**Requirements**
Note each line that includes the word "three". Copy those lines.

**Listed records**
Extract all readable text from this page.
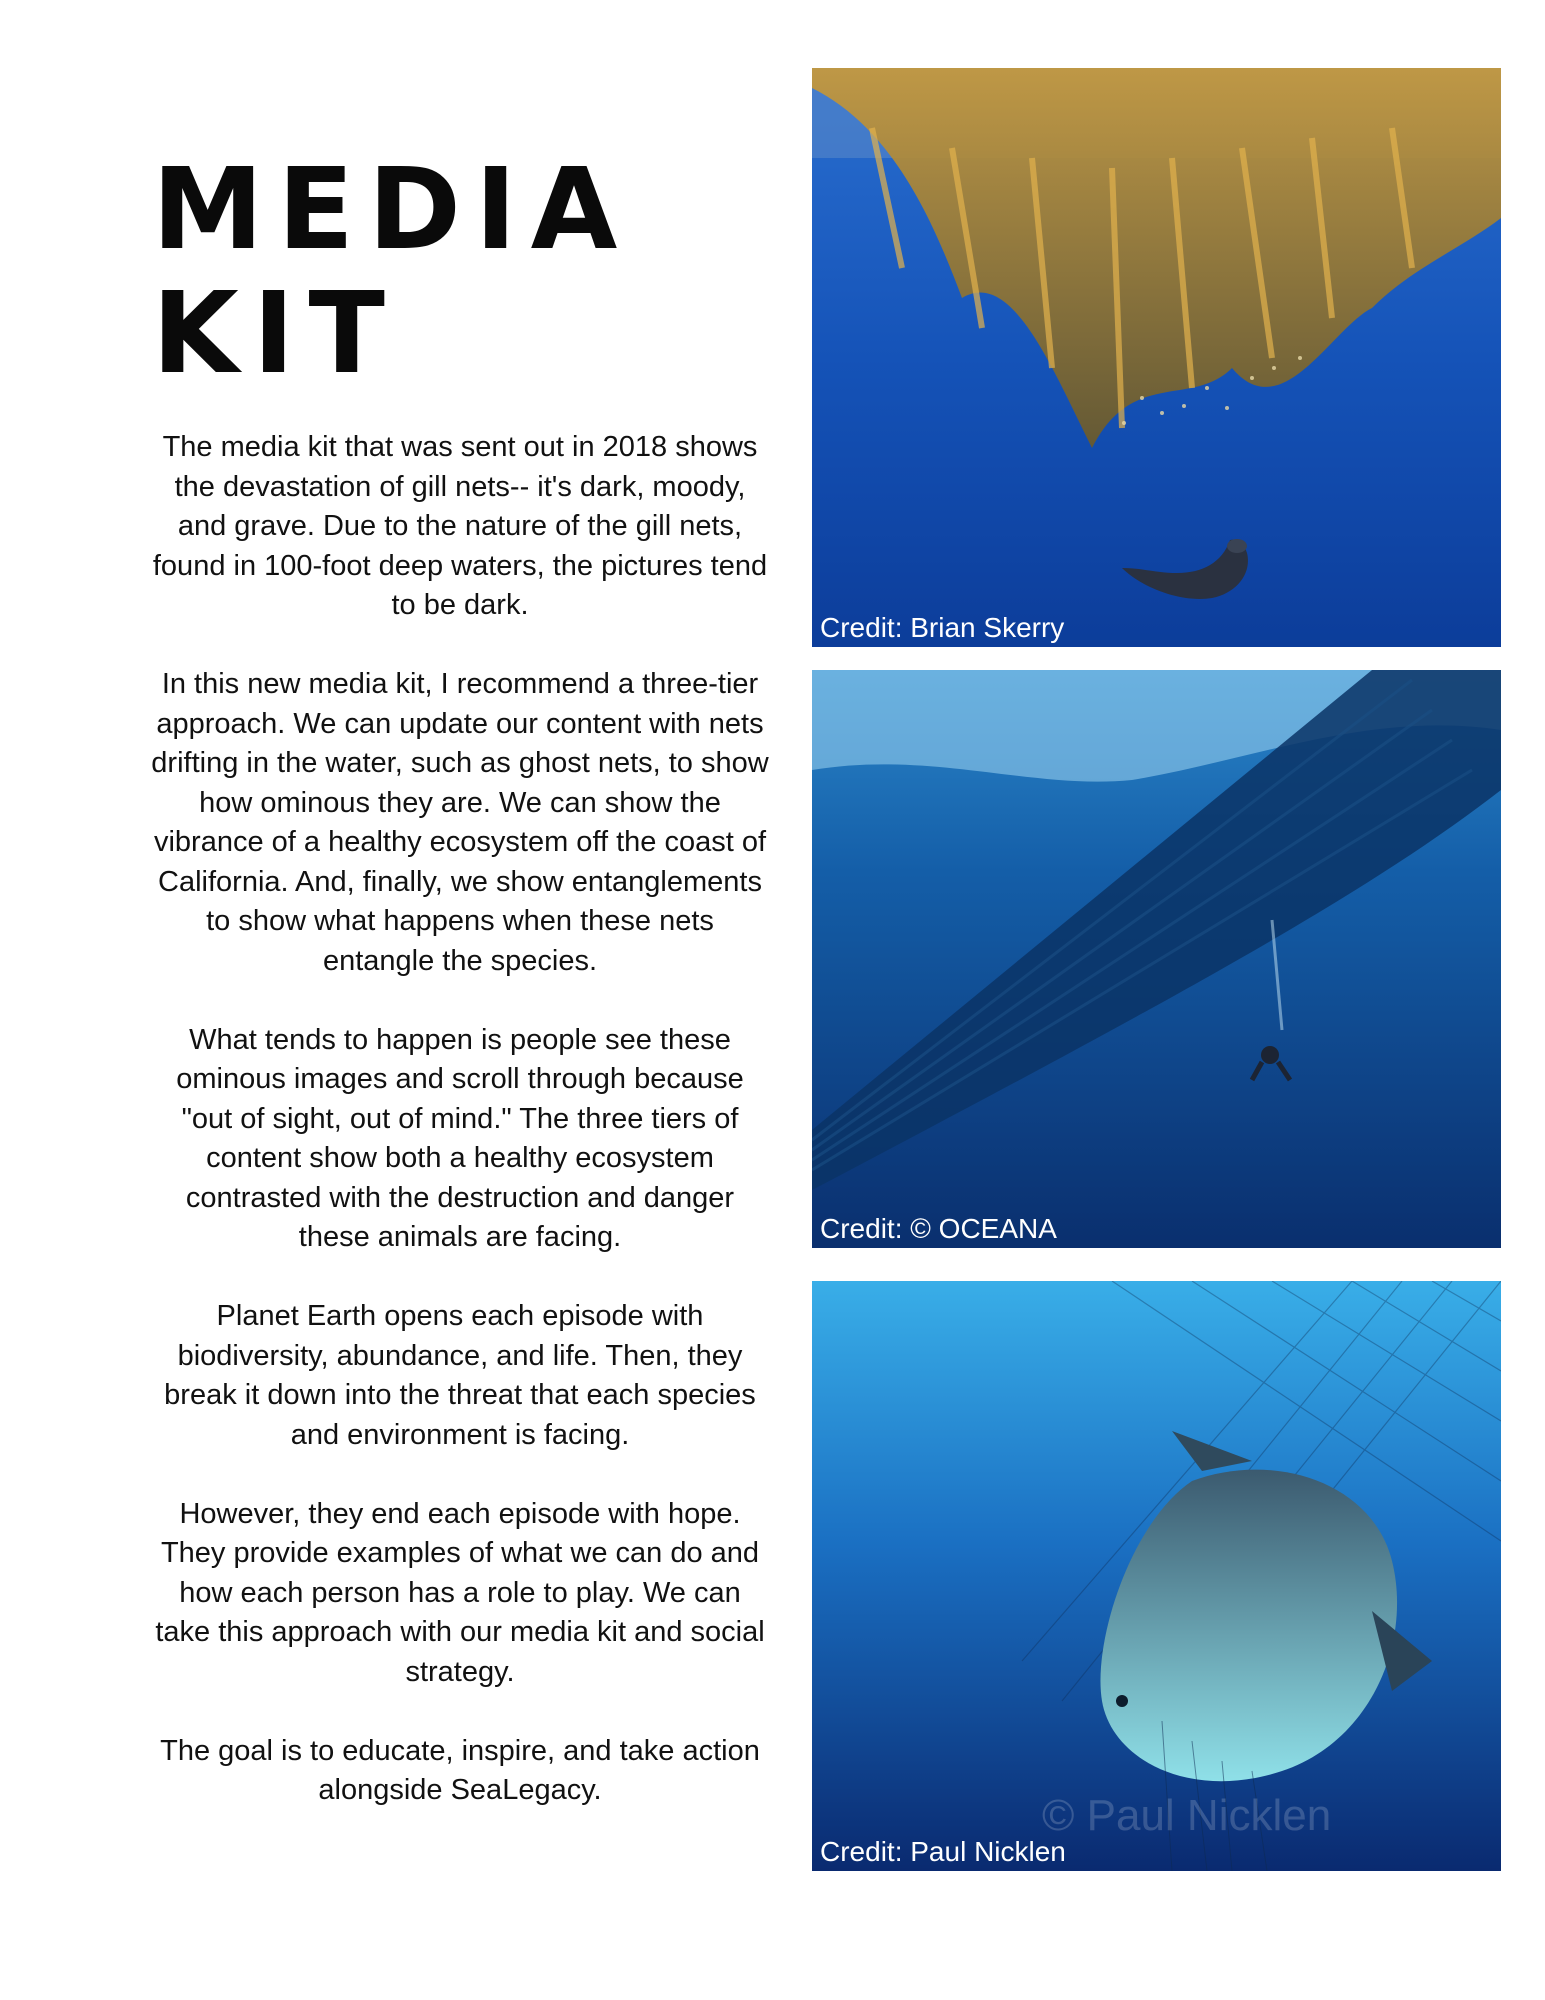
MEDIA
KIT

The media kit that was sent out in 2018 shows the devastation of gill nets-- it's dark, moody, and grave. Due to the nature of the gill nets, found in 100-foot deep waters, the pictures tend to be dark.

In this new media kit, I recommend a three-tier approach. We can update our content with nets drifting in the water, such as ghost nets, to show how ominous they are. We can show the vibrance of a healthy ecosystem off the coast of California. And, finally, we show entanglements to show what happens when these nets entangle the species.

What tends to happen is people see these ominous images and scroll through because "out of sight, out of mind." The three tiers of content show both a healthy ecosystem contrasted with the destruction and danger these animals are facing.

Planet Earth opens each episode with biodiversity, abundance, and life. Then, they break it down into the threat that each species and environment is facing.

However, they end each episode with hope. They provide examples of what we can do and how each person has a role to play. We can take this approach with our media kit and social strategy.

The goal is to educate, inspire, and take action alongside SeaLegacy.

Credit: Brian Skerry
Credit: © OCEANA
© Paul Nicklen
Credit: Paul Nicklen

**In response**
In this new media kit, I recommend a three-tier approach. We can update our content with nets drifting in the water, such as ghost nets, to show how ominous they are. We can show the vibrance of a healthy ecosystem off the coast of California. And, finally, we show entanglements to show what happens when these nets entangle the species.
What tends to happen is people see these ominous images and scroll through because "out of sight, out of mind." The three tiers of content show both a healthy ecosystem contrasted with the destruction and danger these animals are facing.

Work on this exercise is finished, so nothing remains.